begin
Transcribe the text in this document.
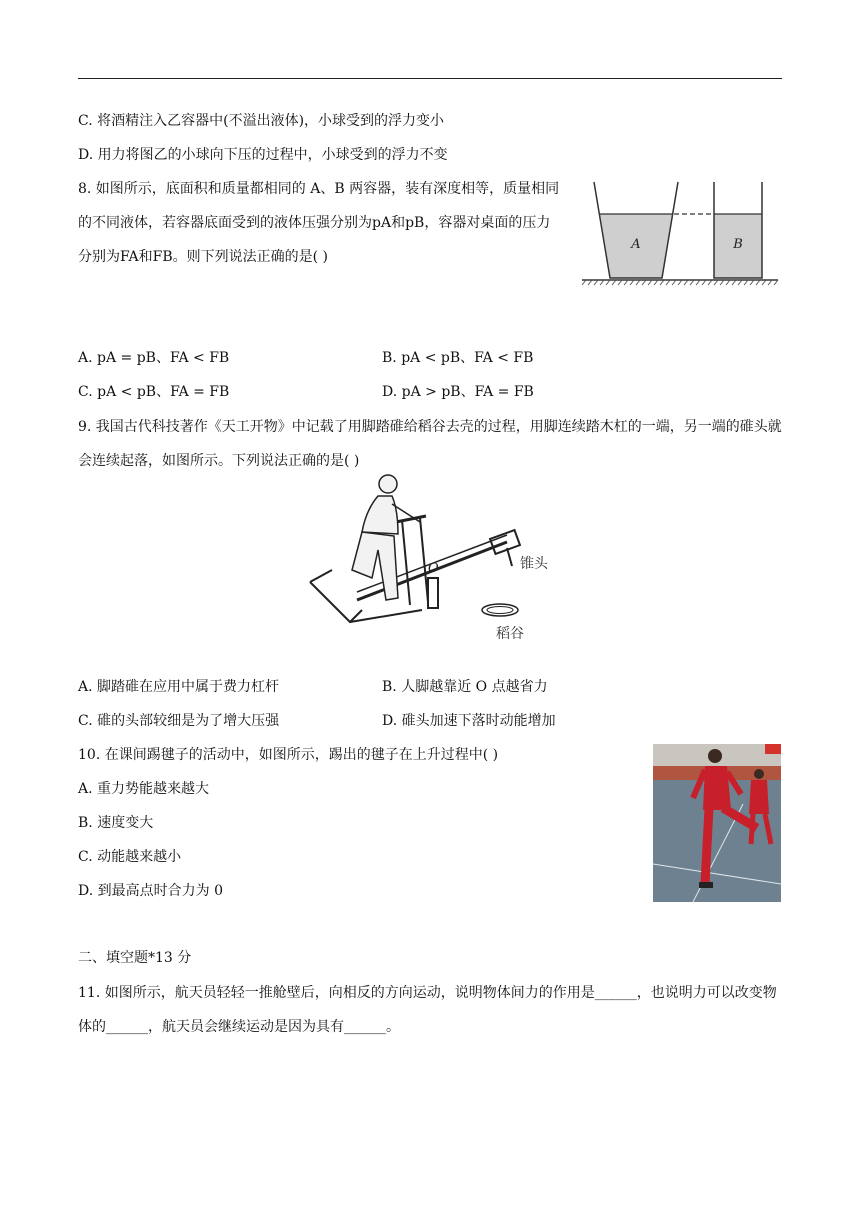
C. 将酒精注入乙容器中(不溢出液体)，小球受到的浮力变小
D. 用力将图乙的小球向下压的过程中，小球受到的浮力不变
8. 如图所示，底面积和质量都相同的 A、B 两容器，装有深度相等，质量相同的不同液体，若容器底面受到的液体压强分别为pA和pB，容器对桌面的压力分别为FA和FB。则下列说法正确的是( )
A	B
A. pA = pB、FA < FB	B. pA < pB、FA < FB
C. pA < pB、FA = FB	D. pA > pB、FA = FB
9. 我国古代科技著作《天工开物》中记载了用脚踏碓给稻谷去壳的过程，用脚连续踏木杠的一端，另一端的碓头就会连续起落，如图所示。下列说法正确的是( )
O	锥头
稻谷
A. 脚踏碓在应用中属于费力杠杆	B. 人脚越靠近 O 点越省力
C. 碓的头部较细是为了增大压强	D. 碓头加速下落时动能增加
10. 在课间踢毽子的活动中，如图所示，踢出的毽子在上升过程中( )
A. 重力势能越来越大
B. 速度变大
C. 动能越来越小
D. 到最高点时合力为 0
二、填空题*13 分
11. 如图所示，航天员轻轻一推舱壁后，向相反的方向运动，说明物体间力的作用是______，也说明力可以改变物体的______，航天员会继续运动是因为具有______。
end
→ What is being asked
Select every line above that contains the word "如图所示", and copy it.

→ Solution to the exercise
8. 如图所示，底面积和质量都相同的 A、B 两容器，装有深度相等，质量相同的不同液体，若容器底面受到的液体压强分别为pA和pB，容器对桌面的压力分别为FA和FB。则下列说法正确的是( )
9. 我国古代科技著作《天工开物》中记载了用脚踏碓给稻谷去壳的过程，用脚连续踏木杠的一端，另一端的碓头就会连续起落，如图所示。下列说法正确的是( )
10. 在课间踢毽子的活动中，如图所示，踢出的毽子在上升过程中( )
11. 如图所示，航天员轻轻一推舱壁后，向相反的方向运动，说明物体间力的作用是______，也说明力可以改变物体的______，航天员会继续运动是因为具有______。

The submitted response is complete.